- _Directive_
Work out how many lines hold "Śrem". Give the number and nothing else.

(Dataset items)
───

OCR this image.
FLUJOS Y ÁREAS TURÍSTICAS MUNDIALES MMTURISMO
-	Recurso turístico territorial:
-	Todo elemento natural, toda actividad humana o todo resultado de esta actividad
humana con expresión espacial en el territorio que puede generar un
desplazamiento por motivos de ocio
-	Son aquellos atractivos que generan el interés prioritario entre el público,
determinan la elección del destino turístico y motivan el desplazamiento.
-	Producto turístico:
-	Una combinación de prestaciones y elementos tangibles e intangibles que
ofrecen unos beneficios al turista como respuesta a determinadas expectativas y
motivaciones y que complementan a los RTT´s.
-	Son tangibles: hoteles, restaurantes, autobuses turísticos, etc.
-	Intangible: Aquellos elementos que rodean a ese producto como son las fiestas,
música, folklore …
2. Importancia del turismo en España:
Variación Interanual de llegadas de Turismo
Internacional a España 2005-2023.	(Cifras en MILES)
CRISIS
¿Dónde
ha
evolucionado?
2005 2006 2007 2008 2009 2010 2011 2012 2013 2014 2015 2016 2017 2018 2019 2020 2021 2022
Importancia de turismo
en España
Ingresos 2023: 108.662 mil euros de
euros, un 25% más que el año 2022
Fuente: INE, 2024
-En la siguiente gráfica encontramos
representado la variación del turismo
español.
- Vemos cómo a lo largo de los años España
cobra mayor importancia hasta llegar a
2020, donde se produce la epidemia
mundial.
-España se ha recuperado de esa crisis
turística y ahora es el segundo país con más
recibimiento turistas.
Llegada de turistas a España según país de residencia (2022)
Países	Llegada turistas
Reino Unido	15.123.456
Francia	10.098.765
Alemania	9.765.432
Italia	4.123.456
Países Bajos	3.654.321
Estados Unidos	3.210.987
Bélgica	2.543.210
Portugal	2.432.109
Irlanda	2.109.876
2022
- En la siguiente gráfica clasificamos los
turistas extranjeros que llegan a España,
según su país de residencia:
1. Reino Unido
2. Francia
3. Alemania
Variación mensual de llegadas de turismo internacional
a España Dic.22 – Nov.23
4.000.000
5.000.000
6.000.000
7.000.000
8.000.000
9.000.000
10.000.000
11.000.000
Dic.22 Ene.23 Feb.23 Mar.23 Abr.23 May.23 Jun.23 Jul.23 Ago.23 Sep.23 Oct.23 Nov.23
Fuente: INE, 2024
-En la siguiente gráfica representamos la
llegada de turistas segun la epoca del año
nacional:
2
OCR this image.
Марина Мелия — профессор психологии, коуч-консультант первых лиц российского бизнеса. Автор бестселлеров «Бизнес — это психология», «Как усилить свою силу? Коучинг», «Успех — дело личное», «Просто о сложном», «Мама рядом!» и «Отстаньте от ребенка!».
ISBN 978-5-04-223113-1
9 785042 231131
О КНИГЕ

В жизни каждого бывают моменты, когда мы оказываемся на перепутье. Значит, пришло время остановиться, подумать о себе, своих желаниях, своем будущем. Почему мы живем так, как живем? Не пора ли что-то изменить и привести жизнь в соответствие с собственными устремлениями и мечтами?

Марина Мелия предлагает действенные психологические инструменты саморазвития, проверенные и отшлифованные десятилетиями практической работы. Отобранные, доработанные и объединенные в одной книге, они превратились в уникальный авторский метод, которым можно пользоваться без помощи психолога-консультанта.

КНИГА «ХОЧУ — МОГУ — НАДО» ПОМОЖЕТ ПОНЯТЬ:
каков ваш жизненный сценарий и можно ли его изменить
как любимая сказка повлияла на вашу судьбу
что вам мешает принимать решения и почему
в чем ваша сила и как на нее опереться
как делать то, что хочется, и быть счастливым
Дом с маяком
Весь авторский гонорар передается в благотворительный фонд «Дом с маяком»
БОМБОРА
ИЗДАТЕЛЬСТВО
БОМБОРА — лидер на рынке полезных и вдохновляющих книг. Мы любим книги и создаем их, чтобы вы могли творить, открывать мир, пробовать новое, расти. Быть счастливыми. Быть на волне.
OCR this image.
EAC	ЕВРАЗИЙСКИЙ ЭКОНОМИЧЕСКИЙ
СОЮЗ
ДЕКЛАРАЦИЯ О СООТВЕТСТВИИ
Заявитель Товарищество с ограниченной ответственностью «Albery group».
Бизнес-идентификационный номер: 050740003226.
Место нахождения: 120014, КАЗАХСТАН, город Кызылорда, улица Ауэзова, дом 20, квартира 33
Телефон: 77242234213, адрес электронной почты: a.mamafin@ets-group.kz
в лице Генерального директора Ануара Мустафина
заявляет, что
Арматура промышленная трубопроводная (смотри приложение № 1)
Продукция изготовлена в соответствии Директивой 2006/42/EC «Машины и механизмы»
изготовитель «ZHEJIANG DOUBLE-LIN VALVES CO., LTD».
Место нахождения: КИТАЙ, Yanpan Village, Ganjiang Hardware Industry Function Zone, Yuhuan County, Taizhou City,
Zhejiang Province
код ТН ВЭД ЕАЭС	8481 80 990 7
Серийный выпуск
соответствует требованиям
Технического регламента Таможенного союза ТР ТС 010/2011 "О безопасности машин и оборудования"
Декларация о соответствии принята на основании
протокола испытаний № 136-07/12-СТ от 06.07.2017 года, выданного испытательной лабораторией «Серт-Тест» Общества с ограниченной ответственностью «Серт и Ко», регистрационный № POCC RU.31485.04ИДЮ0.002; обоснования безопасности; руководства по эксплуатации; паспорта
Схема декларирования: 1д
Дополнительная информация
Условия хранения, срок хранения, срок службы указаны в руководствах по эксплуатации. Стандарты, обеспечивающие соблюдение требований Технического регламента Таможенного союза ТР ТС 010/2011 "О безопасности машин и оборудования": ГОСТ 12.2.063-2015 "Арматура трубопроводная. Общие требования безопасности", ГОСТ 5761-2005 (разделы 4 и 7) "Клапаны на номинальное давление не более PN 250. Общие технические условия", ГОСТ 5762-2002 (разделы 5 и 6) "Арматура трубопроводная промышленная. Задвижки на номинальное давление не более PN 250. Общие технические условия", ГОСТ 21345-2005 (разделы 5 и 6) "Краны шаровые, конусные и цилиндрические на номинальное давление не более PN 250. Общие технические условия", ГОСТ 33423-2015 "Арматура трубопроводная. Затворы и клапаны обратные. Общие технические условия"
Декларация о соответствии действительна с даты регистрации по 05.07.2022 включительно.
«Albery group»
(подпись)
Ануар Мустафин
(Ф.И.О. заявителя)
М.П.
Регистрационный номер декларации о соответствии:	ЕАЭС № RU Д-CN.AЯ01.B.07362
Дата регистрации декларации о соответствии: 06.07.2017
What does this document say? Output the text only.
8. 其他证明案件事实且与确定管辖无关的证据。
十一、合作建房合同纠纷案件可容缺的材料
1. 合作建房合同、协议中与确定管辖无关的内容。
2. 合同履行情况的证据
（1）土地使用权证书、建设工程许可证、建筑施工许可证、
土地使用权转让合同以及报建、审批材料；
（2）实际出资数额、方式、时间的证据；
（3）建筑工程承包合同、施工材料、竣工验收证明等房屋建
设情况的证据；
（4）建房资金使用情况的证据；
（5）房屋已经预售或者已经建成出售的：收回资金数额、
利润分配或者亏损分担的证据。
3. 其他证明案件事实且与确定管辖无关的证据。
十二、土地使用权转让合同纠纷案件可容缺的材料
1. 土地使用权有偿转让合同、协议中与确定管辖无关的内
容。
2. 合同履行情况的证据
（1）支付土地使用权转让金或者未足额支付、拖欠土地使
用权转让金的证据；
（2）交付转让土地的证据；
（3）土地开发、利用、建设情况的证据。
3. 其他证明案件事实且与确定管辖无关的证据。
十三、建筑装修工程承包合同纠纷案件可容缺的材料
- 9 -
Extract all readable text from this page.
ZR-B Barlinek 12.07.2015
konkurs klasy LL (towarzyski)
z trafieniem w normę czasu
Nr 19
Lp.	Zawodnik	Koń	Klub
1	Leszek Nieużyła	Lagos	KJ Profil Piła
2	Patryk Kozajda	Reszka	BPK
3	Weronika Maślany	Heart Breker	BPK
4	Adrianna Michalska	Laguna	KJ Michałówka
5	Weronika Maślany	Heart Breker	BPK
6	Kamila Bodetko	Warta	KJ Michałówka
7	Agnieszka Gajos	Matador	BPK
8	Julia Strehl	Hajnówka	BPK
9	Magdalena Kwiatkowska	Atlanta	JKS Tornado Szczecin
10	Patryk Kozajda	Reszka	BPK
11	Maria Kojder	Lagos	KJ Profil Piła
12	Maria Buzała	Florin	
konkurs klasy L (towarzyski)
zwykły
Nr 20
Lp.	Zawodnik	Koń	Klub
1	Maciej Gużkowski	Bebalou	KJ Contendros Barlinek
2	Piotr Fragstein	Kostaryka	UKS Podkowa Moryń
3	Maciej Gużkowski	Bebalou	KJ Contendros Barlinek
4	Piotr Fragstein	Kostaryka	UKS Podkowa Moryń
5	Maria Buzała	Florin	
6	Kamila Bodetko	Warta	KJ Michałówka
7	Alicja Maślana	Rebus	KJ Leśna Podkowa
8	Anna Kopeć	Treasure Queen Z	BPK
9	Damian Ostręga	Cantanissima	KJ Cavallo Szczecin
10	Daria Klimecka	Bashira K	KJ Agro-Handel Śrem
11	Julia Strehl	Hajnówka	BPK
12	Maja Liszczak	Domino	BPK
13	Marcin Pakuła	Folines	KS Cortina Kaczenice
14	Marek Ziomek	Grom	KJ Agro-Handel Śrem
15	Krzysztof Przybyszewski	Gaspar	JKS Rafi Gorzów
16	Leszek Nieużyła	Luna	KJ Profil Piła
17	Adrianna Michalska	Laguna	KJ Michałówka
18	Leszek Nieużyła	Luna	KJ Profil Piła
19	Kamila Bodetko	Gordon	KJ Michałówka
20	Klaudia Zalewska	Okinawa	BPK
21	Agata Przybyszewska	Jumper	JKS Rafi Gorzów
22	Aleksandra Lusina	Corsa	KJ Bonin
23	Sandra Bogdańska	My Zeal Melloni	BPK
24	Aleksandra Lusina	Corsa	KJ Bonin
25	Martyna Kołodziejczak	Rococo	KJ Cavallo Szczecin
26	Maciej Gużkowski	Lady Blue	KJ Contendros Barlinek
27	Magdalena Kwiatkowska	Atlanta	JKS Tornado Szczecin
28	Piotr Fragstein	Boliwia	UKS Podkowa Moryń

───

- _Answer to this task_
2